▸ Task input
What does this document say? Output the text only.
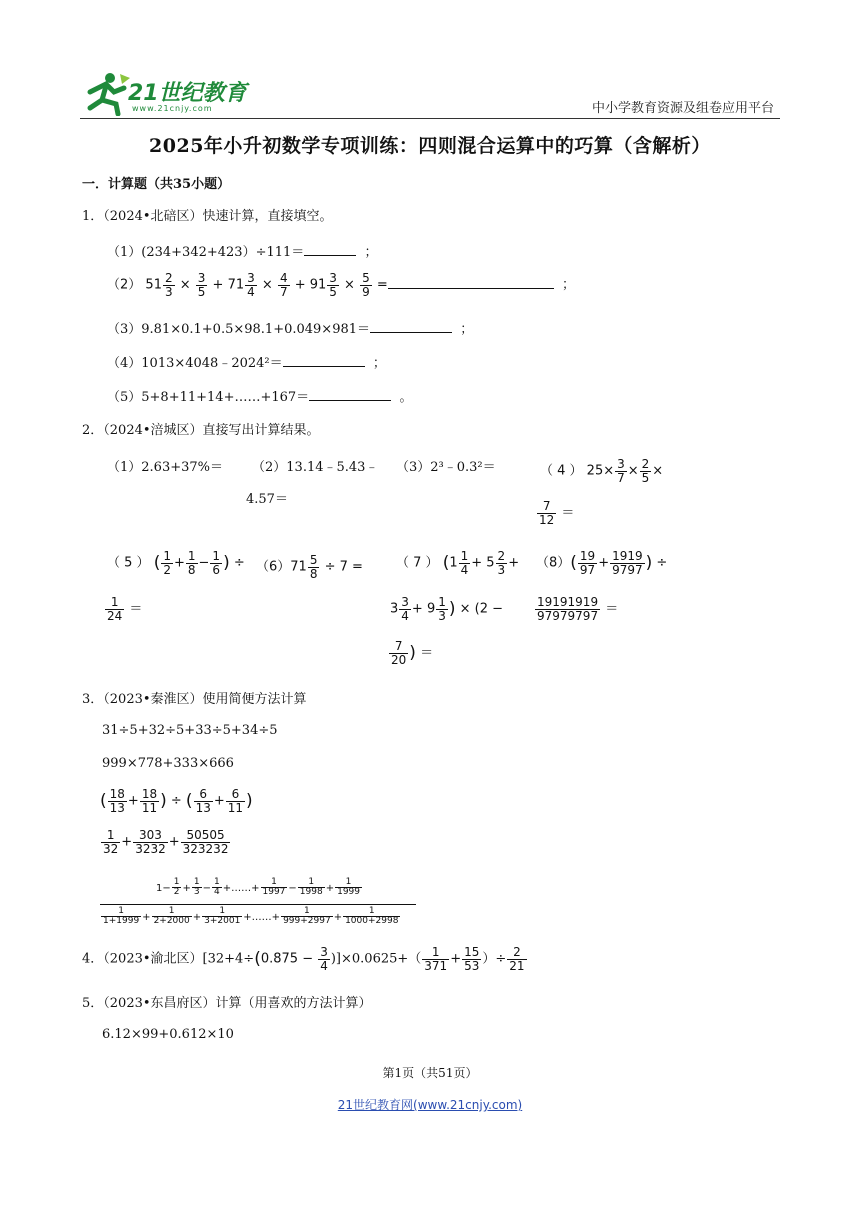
21世纪教育
www.21cnjy.com	中小学教育资源及组卷应用平台
2025年小升初数学专项训练：四则混合运算中的巧算（含解析）
一．计算题（共35小题）
1．（2024•北碚区）快速计算，直接填空。
（1）(234+342+423）÷111＝	；
（2） $51 \frac{2}{3} \times \frac{3}{5} + 71 \frac{3}{4} \times \frac{4}{7} + 91 \frac{3}{5} \times \frac{5}{9}$ =	；
（3）9.81×0.1+0.5×98.1+0.049×981＝	；
（4）1013×4048﹣2024²＝	；
（5）5+8+11+14+……+167＝	。
2．（2024•涪城区）直接写出计算结果。
（1）2.63+37%＝ （2）13.14﹣5.43﹣
4.57＝
（3）2³﹣0.3²＝	（ 4 ） $25\times \frac{3}{7} \times \frac{2}{5}$ ×
$\frac{7}{12}$ ＝
（ 5 ） ( $\frac{1}{2} + \frac{1}{8} - \frac{1}{6}$ ) ÷
$\frac{1}{24}$ ＝
$(6)71 \frac{5}{8} \div 7$ =	（ 7 ） ($1 \frac{1}{4} + 5 \frac{2}{3}$ +
$3 \frac{3}{4} + 9 \frac{1}{3}$ ) × (2 −
$\frac{7}{20}$ ) ＝
$(8)( \frac{19}{97} + \frac{1919}{9797}$ ) ÷
$\frac{19191919}{97979797}$ ＝
3．（2023•秦淮区）使用简便方法计算
31÷5+32÷5+33÷5+34÷5
999×778+333×666
( $\frac{18}{13} + \frac{18}{11}$ ) ÷ ( $\frac{6}{13} + \frac{6}{11}$ )
$\frac{1}{32} + \frac{303}{3232} + \frac{50505}{323232}$
$1- \frac{1}{2} + \frac{1}{3} - \frac{1}{4}$ +……+ $\frac{1}{1997} - \frac{1}{1998} + \frac{1}{1999}$
$\frac{1}{1+1999} + \frac{1}{2+2000} + \frac{1}{3+2001}$ +……+ $\frac{1}{999+2997} + \frac{1}{1000+2998}$
4．（2023•渝北区）$[32+4\div(0.875 - \frac{3}{4} )]\times 0.0625+( \frac{1}{371} + \frac{15}{53}$ ）÷ $\frac{2}{21}$
5．（2023•东昌府区）计算（用喜欢的方法计算）
6.12×99+0.612×10
第1页（共51页）
21世纪教育网(www.21cnjy.com)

▸ Given problem
Reproduce the data word for word, excluding its pictures.

▸ Written reply
What does this document say? Output the text only.
21世纪教育
www.21cnjy.com	中小学教育资源及组卷应用平台
2025年小升初数学专项训练：四则混合运算中的巧算（含解析）
一．计算题（共35小题）
1．（2024•北碚区）快速计算，直接填空。
（1）(234+342+423）÷111＝	；
（2） $51 \frac{2}{3} \times \frac{3}{5} + 71 \frac{3}{4} \times \frac{4}{7} + 91 \frac{3}{5} \times \frac{5}{9}$ =	；
（3）9.81×0.1+0.5×98.1+0.049×981＝	；
（4）1013×4048﹣2024²＝	；
（5）5+8+11+14+……+167＝	。
2．（2024•涪城区）直接写出计算结果。
（1）2.63+37%＝ （2）13.14﹣5.43﹣
4.57＝
（3）2³﹣0.3²＝	（ 4 ） $25\times \frac{3}{7} \times \frac{2}{5}$ ×
$\frac{7}{12}$ ＝
（ 5 ） ( $\frac{1}{2} + \frac{1}{8} - \frac{1}{6}$ ) ÷
$\frac{1}{24}$ ＝
$(6)71 \frac{5}{8} \div 7$ =	（ 7 ） ($1 \frac{1}{4} + 5 \frac{2}{3}$ +
$3 \frac{3}{4} + 9 \frac{1}{3}$ ) × (2 −
$\frac{7}{20}$ ) ＝
$(8)( \frac{19}{97} + \frac{1919}{9797}$ ) ÷
$\frac{19191919}{97979797}$ ＝
3．（2023•秦淮区）使用简便方法计算
31÷5+32÷5+33÷5+34÷5
999×778+333×666
( $\frac{18}{13} + \frac{18}{11}$ ) ÷ ( $\frac{6}{13} + \frac{6}{11}$ )
$\frac{1}{32} + \frac{303}{3232} + \frac{50505}{323232}$
$1- \frac{1}{2} + \frac{1}{3} - \frac{1}{4}$ +……+ $\frac{1}{1997} - \frac{1}{1998} + \frac{1}{1999}$
$\frac{1}{1+1999} + \frac{1}{2+2000} + \frac{1}{3+2001}$ +……+ $\frac{1}{999+2997} + \frac{1}{1000+2998}$
4．（2023•渝北区）$[32+4\div(0.875 - \frac{3}{4} )]\times 0.0625+( \frac{1}{371} + \frac{15}{53}$ ）÷ $\frac{2}{21}$
5．（2023•东昌府区）计算（用喜欢的方法计算）
6.12×99+0.612×10
第1页（共51页）
21世纪教育网(www.21cnjy.com)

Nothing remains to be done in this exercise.